:: Directions ::
1. According to the MySQL post below, what mode did the MySQL 5.0 installation default to and recommend?
2. Please reproduce everything from "My colleague has" down to "and open source." in the MySQL post below, with no changes.
3. Name every feature the MySQL post below says was added in MySQL Version 5.

:: Provided text ::
##########
October 2005 - Posts

"Ha," an email from a colleague started, "I think you can finally admit that MySQL is ready to compete with the big boys!" I rolled my eyes and let out a skeptical "uh huh." His email continued, "Check out Version 5. They now have views, stored procedures, and triggers."

My colleague has been a MySQL fan since day one. He loves the fact that it's free and open source and could never quite understand why anyone would spend tens of thousands of dollars on something else. But then again, he has never really had an interest in understanding; data management just isn't his "thing." Thankfully, he readily admits this and stays far, far away from anything to do with databases, leaving all of that "stuff" to the experts. No less, he'll still cheers whenever there's a MySQL "victory." it is, after all, free and open source.

Data professionals have traditionally relegated MySQL as a "toy" relational database management system (RDBMS). Don't get me wrong, it's perfectly suitable for blogs, message boards, and similar applications. But despite what its proponents claim, it has always been a non-choice for data management in an information-system. This is not a criticism of the "free open source" aspect of the product, but of its creators.

The MySQL developers claim to have built a reliable RDBMS yet seem to lack a thorough understanding of RDBMS fundamentals, namely data integrity. Furthermore, they will often surrogate their ignorance with arrogance. Consider, for example, their documentation on invalid data [emphasis added]:

MySQL allows you to store certain incorrect date values into DATE and DATETIME columns (such as '2000-02-31' or '2000-02-00'). The idea is that it's not the job of the SQL server [sic] to validate dates.

Wait a minute. It's not the job of the RDBMS to ensure data are valid?!? One of the greatest revelations in information systems is that applications are not good at managing their data: they change too frequently are too-bug prone. It just doesn't work. That's the whole point of a DBMS; it ensures that data are typed and valid according to business rules (i.e. an employee can't have -65 dependents).

But I digress. This is the 5.0 release. They've added views. They've added stored procedures. They've added triggers. Maybe things have changed.

I thought I'd check out MySQL 5.0 first hand, so I visited their website and downloaded the product. I have to say, the installation process was painless. It even defaulted to and recommended "strict mode," which apparently disallows the invalid dates as seen above. This is certainly progress!
##########
:: Extracted material ::

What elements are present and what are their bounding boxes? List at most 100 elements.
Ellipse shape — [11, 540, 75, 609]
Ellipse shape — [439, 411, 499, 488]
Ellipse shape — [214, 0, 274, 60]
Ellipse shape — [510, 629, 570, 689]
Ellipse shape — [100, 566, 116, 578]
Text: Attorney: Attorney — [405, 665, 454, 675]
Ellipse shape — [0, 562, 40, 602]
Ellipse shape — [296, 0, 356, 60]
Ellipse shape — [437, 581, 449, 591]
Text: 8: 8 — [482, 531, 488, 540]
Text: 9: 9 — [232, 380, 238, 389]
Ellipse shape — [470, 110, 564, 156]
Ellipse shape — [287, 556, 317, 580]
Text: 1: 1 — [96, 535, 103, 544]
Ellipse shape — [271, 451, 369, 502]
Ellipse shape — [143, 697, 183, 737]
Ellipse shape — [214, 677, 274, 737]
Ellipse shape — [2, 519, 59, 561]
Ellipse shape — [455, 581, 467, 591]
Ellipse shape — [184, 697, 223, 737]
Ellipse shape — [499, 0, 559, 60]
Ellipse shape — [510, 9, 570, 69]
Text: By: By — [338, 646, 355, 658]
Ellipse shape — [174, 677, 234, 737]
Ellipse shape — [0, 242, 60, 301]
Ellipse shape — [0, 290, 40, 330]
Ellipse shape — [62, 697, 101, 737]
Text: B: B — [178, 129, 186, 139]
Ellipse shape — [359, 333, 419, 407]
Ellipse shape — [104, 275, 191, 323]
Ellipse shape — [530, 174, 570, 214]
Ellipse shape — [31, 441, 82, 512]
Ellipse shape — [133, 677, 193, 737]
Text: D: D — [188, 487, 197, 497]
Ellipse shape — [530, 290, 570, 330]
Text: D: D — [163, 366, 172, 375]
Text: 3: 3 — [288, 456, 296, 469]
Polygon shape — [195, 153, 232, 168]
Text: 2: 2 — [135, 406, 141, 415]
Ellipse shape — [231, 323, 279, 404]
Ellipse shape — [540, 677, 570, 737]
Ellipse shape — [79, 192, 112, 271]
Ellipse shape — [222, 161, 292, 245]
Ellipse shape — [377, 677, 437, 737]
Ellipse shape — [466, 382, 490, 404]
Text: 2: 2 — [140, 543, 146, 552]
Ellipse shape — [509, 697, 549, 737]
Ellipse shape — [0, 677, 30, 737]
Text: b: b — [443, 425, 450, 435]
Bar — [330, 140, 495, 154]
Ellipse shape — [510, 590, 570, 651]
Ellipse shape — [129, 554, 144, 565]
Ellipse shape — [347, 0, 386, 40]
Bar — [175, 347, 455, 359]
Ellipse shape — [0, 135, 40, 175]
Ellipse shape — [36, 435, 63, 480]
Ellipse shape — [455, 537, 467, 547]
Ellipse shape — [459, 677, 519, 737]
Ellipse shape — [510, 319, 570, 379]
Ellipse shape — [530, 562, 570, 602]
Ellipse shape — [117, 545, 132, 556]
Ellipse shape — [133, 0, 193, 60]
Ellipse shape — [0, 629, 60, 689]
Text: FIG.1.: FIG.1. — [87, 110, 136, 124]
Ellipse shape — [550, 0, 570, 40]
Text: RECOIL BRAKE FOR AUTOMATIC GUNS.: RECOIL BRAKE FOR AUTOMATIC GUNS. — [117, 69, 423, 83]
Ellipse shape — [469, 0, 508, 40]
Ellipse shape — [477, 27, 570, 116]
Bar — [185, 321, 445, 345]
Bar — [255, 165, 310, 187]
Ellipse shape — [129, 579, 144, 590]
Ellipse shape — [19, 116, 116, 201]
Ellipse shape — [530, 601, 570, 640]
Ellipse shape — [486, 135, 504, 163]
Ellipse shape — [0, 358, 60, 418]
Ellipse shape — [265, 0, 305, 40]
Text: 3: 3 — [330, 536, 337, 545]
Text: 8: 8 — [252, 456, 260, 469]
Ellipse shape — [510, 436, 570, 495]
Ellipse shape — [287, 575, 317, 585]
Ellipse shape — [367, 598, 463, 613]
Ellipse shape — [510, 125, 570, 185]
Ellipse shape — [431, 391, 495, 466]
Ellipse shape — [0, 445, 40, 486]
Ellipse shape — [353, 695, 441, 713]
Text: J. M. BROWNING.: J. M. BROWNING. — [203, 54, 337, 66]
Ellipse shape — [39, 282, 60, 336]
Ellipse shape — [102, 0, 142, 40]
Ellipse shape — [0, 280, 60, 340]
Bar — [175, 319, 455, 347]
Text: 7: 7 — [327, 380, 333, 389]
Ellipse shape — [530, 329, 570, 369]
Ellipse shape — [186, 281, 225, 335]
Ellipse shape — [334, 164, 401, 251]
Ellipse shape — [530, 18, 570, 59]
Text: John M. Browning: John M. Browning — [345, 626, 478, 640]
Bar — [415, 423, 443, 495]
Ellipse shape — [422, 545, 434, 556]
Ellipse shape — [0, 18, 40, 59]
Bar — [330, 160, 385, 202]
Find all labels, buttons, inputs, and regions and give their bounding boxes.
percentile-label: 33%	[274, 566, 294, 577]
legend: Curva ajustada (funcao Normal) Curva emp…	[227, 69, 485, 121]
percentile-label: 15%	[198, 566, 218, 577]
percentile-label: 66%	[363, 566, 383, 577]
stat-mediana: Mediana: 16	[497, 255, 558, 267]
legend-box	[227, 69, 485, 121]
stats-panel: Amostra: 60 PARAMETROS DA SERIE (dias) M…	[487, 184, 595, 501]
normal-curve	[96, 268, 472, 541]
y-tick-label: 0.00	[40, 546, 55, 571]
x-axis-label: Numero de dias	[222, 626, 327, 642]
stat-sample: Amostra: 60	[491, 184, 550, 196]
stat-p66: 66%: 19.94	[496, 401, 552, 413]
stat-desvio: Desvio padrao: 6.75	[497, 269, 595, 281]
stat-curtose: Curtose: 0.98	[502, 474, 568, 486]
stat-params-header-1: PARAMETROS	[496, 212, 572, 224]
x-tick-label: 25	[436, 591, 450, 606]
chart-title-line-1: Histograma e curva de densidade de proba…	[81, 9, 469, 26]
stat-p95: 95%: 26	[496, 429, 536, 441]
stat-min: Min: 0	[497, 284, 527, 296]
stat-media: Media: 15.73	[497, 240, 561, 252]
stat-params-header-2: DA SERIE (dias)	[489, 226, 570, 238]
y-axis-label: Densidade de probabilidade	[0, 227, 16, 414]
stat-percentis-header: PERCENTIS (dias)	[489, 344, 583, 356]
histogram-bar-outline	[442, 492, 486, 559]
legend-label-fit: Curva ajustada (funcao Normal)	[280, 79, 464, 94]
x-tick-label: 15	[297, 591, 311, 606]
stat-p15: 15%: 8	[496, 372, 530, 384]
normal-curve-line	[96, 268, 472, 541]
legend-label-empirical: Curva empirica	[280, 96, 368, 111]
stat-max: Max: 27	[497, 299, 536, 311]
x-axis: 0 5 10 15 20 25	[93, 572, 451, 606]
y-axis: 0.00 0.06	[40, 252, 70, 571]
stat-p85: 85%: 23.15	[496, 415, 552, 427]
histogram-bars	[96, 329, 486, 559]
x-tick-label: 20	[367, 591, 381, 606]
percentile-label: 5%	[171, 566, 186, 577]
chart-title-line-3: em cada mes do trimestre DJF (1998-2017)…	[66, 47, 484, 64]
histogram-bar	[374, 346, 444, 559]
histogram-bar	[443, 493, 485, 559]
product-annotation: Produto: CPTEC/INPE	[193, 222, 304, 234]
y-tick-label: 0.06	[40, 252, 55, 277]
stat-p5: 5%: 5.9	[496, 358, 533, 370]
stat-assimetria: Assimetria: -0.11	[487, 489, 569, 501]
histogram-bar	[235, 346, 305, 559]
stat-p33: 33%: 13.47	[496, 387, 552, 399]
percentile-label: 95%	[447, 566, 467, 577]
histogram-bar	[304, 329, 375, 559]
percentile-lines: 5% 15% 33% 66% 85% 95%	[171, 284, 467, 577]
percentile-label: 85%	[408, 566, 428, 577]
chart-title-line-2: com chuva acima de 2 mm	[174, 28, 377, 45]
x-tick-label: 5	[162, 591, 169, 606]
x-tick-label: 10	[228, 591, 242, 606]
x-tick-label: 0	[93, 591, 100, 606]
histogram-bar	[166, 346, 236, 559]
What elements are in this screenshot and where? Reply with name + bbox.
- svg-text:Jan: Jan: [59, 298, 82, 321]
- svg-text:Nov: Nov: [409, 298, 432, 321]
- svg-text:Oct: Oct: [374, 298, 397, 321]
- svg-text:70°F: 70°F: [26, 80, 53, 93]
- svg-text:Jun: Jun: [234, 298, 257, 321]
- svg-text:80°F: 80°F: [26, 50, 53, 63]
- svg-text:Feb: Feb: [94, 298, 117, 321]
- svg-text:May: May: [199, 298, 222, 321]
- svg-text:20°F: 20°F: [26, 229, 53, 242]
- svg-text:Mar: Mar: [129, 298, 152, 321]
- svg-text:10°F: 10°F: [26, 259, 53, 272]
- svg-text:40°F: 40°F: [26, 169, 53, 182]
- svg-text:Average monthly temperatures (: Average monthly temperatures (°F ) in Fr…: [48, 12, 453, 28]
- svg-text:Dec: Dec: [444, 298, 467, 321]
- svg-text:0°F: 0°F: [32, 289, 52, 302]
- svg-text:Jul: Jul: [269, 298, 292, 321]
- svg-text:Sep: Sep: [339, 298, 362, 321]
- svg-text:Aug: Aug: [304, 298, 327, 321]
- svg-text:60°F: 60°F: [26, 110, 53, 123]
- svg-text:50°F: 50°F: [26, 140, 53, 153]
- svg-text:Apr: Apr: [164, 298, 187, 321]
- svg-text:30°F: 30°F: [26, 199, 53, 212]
##########
:: Task solutions ::
1. Strict mode.

2.
My colleague has been a MySQL fan since day one. He loves the fact that it's free and open source and could never quite understand why anyone would spend tens of thousands of dollars on something else. But then again, he has never really had an interest in understanding; data management just isn't his "thing." Thankfully, he readily admits this and stays far, far away from anything to do with databases, leaving all of that "stuff" to the experts. No less, he'll still cheers whenever there's a MySQL "victory." it is, after all, free and open source.

3. Views, stored procedures, and triggers.